What you should do: Below is a listing to transcribe in full and exactly; keep the pictures out.

Records provided:
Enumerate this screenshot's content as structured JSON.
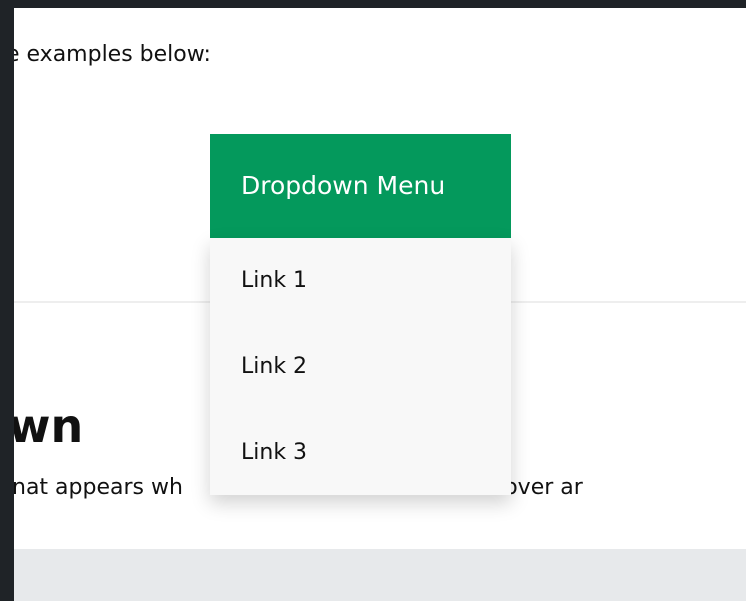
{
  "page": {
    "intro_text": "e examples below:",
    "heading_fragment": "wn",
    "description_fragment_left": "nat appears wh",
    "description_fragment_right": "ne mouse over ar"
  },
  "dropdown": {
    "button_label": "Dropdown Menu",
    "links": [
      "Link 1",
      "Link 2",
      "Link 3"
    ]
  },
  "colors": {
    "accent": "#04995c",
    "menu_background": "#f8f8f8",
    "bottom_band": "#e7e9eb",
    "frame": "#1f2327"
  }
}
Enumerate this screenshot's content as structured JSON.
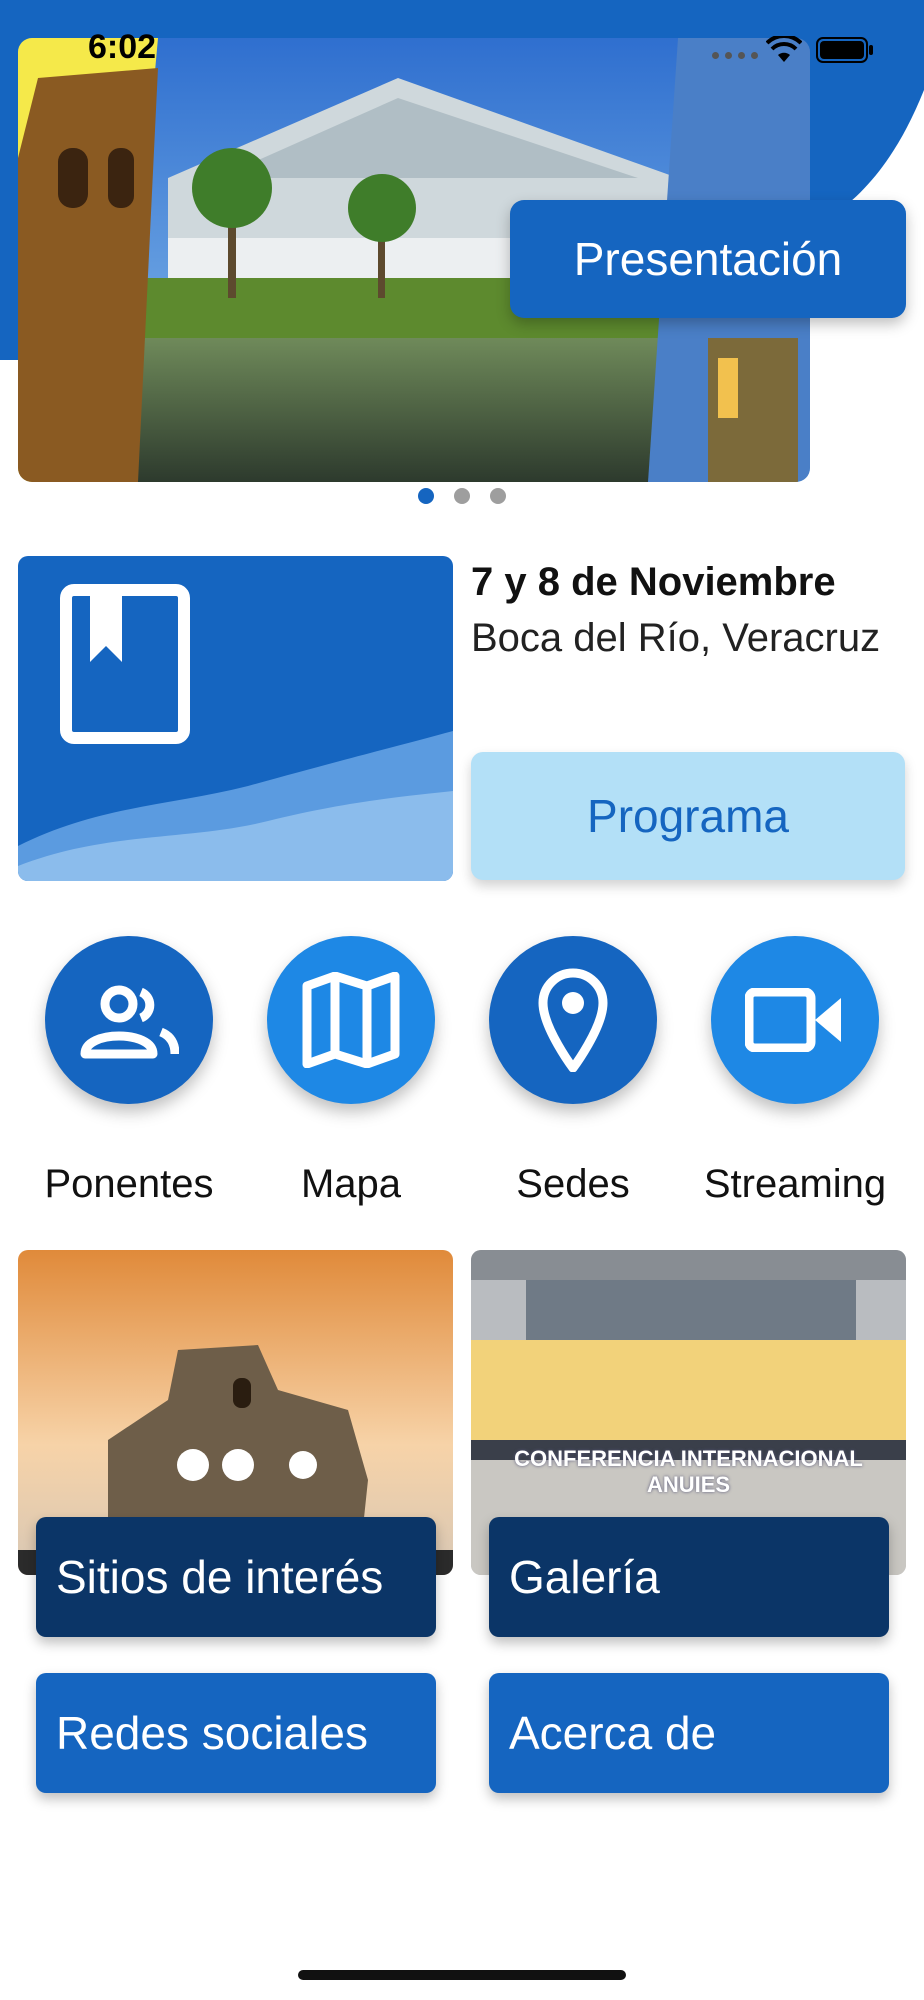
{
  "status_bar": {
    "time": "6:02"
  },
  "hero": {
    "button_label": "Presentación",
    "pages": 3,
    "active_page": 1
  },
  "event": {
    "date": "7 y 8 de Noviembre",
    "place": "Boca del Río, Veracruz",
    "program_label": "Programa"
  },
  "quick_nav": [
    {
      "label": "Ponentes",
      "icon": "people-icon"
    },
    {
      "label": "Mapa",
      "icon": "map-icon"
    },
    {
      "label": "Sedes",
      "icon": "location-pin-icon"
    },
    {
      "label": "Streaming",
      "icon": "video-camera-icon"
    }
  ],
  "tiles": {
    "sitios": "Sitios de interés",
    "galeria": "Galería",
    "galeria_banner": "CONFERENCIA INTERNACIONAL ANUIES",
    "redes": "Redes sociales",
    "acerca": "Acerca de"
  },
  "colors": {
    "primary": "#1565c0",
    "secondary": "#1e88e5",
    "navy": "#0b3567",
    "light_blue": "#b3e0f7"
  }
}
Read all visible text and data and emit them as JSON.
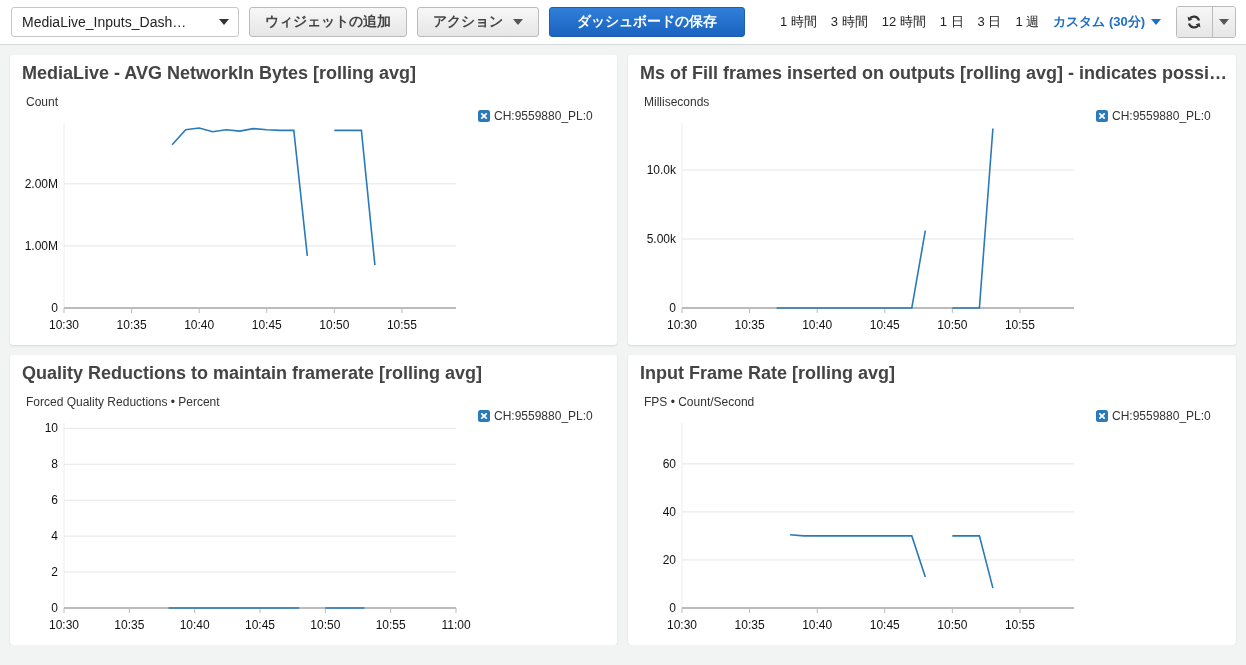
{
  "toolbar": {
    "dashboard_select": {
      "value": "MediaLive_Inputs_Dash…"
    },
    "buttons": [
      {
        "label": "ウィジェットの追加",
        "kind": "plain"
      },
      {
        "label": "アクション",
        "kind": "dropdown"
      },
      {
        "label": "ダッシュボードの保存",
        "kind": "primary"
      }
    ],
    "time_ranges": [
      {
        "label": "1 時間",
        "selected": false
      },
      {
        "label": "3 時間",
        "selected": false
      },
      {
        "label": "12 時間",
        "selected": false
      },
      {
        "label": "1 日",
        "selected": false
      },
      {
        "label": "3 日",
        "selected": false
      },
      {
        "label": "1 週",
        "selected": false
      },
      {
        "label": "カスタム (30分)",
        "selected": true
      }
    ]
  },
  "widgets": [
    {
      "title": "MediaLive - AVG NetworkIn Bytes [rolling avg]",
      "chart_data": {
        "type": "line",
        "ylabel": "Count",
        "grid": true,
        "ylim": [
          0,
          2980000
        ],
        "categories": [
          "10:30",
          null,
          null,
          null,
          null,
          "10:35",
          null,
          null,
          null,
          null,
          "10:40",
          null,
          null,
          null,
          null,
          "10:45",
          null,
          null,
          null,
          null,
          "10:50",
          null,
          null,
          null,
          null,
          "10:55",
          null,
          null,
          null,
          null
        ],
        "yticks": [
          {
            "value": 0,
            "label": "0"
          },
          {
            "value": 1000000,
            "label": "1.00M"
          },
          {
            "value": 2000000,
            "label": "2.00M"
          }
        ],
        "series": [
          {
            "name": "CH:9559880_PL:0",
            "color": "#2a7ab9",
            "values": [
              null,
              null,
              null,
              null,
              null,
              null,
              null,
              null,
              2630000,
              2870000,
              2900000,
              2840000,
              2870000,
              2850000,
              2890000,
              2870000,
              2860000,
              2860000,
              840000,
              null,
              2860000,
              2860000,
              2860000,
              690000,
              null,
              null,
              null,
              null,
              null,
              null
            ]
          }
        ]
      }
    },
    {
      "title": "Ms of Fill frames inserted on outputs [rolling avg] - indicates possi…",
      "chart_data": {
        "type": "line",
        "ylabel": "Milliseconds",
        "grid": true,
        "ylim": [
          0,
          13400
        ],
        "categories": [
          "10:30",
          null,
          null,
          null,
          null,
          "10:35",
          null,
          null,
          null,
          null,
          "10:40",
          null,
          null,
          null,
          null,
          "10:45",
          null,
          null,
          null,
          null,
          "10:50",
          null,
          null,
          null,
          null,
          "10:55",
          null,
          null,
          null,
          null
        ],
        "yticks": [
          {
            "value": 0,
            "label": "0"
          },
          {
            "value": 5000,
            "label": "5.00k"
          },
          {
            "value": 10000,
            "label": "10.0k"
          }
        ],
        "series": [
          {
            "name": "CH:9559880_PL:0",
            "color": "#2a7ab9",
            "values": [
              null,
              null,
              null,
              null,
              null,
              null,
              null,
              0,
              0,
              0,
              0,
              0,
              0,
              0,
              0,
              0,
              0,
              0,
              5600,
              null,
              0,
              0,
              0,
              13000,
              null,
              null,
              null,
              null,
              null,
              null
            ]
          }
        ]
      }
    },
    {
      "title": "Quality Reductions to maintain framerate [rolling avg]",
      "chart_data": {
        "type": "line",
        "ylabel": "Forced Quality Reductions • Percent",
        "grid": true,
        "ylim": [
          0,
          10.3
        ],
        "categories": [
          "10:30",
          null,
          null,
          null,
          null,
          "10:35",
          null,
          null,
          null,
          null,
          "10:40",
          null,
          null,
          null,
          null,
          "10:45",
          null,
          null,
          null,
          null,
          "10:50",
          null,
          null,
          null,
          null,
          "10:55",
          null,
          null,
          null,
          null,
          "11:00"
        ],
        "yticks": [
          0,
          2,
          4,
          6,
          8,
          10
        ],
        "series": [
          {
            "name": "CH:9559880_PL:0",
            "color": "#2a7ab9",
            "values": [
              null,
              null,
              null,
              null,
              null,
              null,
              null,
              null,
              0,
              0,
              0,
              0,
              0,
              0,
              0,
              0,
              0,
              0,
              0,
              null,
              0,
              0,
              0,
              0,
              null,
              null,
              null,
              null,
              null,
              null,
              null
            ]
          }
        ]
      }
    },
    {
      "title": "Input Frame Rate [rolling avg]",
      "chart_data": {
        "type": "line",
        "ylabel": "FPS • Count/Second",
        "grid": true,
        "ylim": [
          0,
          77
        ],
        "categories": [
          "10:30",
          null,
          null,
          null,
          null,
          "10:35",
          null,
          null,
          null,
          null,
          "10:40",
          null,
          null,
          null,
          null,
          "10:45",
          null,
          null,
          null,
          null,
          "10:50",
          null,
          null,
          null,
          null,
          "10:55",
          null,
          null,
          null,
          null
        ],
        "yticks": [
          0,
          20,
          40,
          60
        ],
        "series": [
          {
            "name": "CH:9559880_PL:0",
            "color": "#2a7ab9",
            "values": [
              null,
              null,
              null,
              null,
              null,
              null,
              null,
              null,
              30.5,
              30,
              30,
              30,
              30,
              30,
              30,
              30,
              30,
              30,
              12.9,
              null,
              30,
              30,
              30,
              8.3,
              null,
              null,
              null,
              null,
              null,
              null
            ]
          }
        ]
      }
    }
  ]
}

Result of the task:
Enumerate this screenshot's content as structured JSON.
{
  "page": {
    "intro_text": "e examples below:",
    "heading_fragment": "wn",
    "description_fragment_left": "nat appears wh",
    "description_fragment_right": "ne mouse over ar"
  },
  "dropdown": {
    "button_label": "Dropdown Menu",
    "links": [
      "Link 1",
      "Link 2",
      "Link 3"
    ]
  },
  "colors": {
    "accent": "#04995c",
    "menu_background": "#f8f8f8",
    "bottom_band": "#e7e9eb",
    "frame": "#1f2327"
  }
}
Enumerate this screenshot's content as structured JSON.
{
  "status_bar": {
    "time": "6:02"
  },
  "hero": {
    "button_label": "Presentación",
    "pages": 3,
    "active_page": 1
  },
  "event": {
    "date": "7 y 8 de Noviembre",
    "place": "Boca del Río, Veracruz",
    "program_label": "Programa"
  },
  "quick_nav": [
    {
      "label": "Ponentes",
      "icon": "people-icon"
    },
    {
      "label": "Mapa",
      "icon": "map-icon"
    },
    {
      "label": "Sedes",
      "icon": "location-pin-icon"
    },
    {
      "label": "Streaming",
      "icon": "video-camera-icon"
    }
  ],
  "tiles": {
    "sitios": "Sitios de interés",
    "galeria": "Galería",
    "galeria_banner": "CONFERENCIA INTERNACIONAL ANUIES",
    "redes": "Redes sociales",
    "acerca": "Acerca de"
  },
  "colors": {
    "primary": "#1565c0",
    "secondary": "#1e88e5",
    "navy": "#0b3567",
    "light_blue": "#b3e0f7"
  }
}
Read all visible text and data and emit them as JSON.
{
  "toolbar": {
    "dashboard_select": {
      "value": "MediaLive_Inputs_Dash…"
    },
    "buttons": [
      {
        "label": "ウィジェットの追加",
        "kind": "plain"
      },
      {
        "label": "アクション",
        "kind": "dropdown"
      },
      {
        "label": "ダッシュボードの保存",
        "kind": "primary"
      }
    ],
    "time_ranges": [
      {
        "label": "1 時間",
        "selected": false
      },
      {
        "label": "3 時間",
        "selected": false
      },
      {
        "label": "12 時間",
        "selected": false
      },
      {
        "label": "1 日",
        "selected": false
      },
      {
        "label": "3 日",
        "selected": false
      },
      {
        "label": "1 週",
        "selected": false
      },
      {
        "label": "カスタム (30分)",
        "selected": true
      }
    ]
  },
  "widgets": [
    {
      "title": "MediaLive - AVG NetworkIn Bytes [rolling avg]",
      "chart_data": {
        "type": "line",
        "ylabel": "Count",
        "grid": true,
        "ylim": [
          0,
          2980000
        ],
        "categories": [
          "10:30",
          null,
          null,
          null,
          null,
          "10:35",
          null,
          null,
          null,
          null,
          "10:40",
          null,
          null,
          null,
          null,
          "10:45",
          null,
          null,
          null,
          null,
          "10:50",
          null,
          null,
          null,
          null,
          "10:55",
          null,
          null,
          null,
          null
        ],
        "yticks": [
          {
            "value": 0,
            "label": "0"
          },
          {
            "value": 1000000,
            "label": "1.00M"
          },
          {
            "value": 2000000,
            "label": "2.00M"
          }
        ],
        "series": [
          {
            "name": "CH:9559880_PL:0",
            "color": "#2a7ab9",
            "values": [
              null,
              null,
              null,
              null,
              null,
              null,
              null,
              null,
              2630000,
              2870000,
              2900000,
              2840000,
              2870000,
              2850000,
              2890000,
              2870000,
              2860000,
              2860000,
              840000,
              null,
              2860000,
              2860000,
              2860000,
              690000,
              null,
              null,
              null,
              null,
              null,
              null
            ]
          }
        ]
      }
    },
    {
      "title": "Ms of Fill frames inserted on outputs [rolling avg] - indicates possi…",
      "chart_data": {
        "type": "line",
        "ylabel": "Milliseconds",
        "grid": true,
        "ylim": [
          0,
          13400
        ],
        "categories": [
          "10:30",
          null,
          null,
          null,
          null,
          "10:35",
          null,
          null,
          null,
          null,
          "10:40",
          null,
          null,
          null,
          null,
          "10:45",
          null,
          null,
          null,
          null,
          "10:50",
          null,
          null,
          null,
          null,
          "10:55",
          null,
          null,
          null,
          null
        ],
        "yticks": [
          {
            "value": 0,
            "label": "0"
          },
          {
            "value": 5000,
            "label": "5.00k"
          },
          {
            "value": 10000,
            "label": "10.0k"
          }
        ],
        "series": [
          {
            "name": "CH:9559880_PL:0",
            "color": "#2a7ab9",
            "values": [
              null,
              null,
              null,
              null,
              null,
              null,
              null,
              0,
              0,
              0,
              0,
              0,
              0,
              0,
              0,
              0,
              0,
              0,
              5600,
              null,
              0,
              0,
              0,
              13000,
              null,
              null,
              null,
              null,
              null,
              null
            ]
          }
        ]
      }
    },
    {
      "title": "Quality Reductions to maintain framerate [rolling avg]",
      "chart_data": {
        "type": "line",
        "ylabel": "Forced Quality Reductions • Percent",
        "grid": true,
        "ylim": [
          0,
          10.3
        ],
        "categories": [
          "10:30",
          null,
          null,
          null,
          null,
          "10:35",
          null,
          null,
          null,
          null,
          "10:40",
          null,
          null,
          null,
          null,
          "10:45",
          null,
          null,
          null,
          null,
          "10:50",
          null,
          null,
          null,
          null,
          "10:55",
          null,
          null,
          null,
          null,
          "11:00"
        ],
        "yticks": [
          0,
          2,
          4,
          6,
          8,
          10
        ],
        "series": [
          {
            "name": "CH:9559880_PL:0",
            "color": "#2a7ab9",
            "values": [
              null,
              null,
              null,
              null,
              null,
              null,
              null,
              null,
              0,
              0,
              0,
              0,
              0,
              0,
              0,
              0,
              0,
              0,
              0,
              null,
              0,
              0,
              0,
              0,
              null,
              null,
              null,
              null,
              null,
              null,
              null
            ]
          }
        ]
      }
    },
    {
      "title": "Input Frame Rate [rolling avg]",
      "chart_data": {
        "type": "line",
        "ylabel": "FPS • Count/Second",
        "grid": true,
        "ylim": [
          0,
          77
        ],
        "categories": [
          "10:30",
          null,
          null,
          null,
          null,
          "10:35",
          null,
          null,
          null,
          null,
          "10:40",
          null,
          null,
          null,
          null,
          "10:45",
          null,
          null,
          null,
          null,
          "10:50",
          null,
          null,
          null,
          null,
          "10:55",
          null,
          null,
          null,
          null
        ],
        "yticks": [
          0,
          20,
          40,
          60
        ],
        "series": [
          {
            "name": "CH:9559880_PL:0",
            "color": "#2a7ab9",
            "values": [
              null,
              null,
              null,
              null,
              null,
              null,
              null,
              null,
              30.5,
              30,
              30,
              30,
              30,
              30,
              30,
              30,
              30,
              30,
              12.9,
              null,
              30,
              30,
              30,
              8.3,
              null,
              null,
              null,
              null,
              null,
              null
            ]
          }
        ]
      }
    }
  ]
}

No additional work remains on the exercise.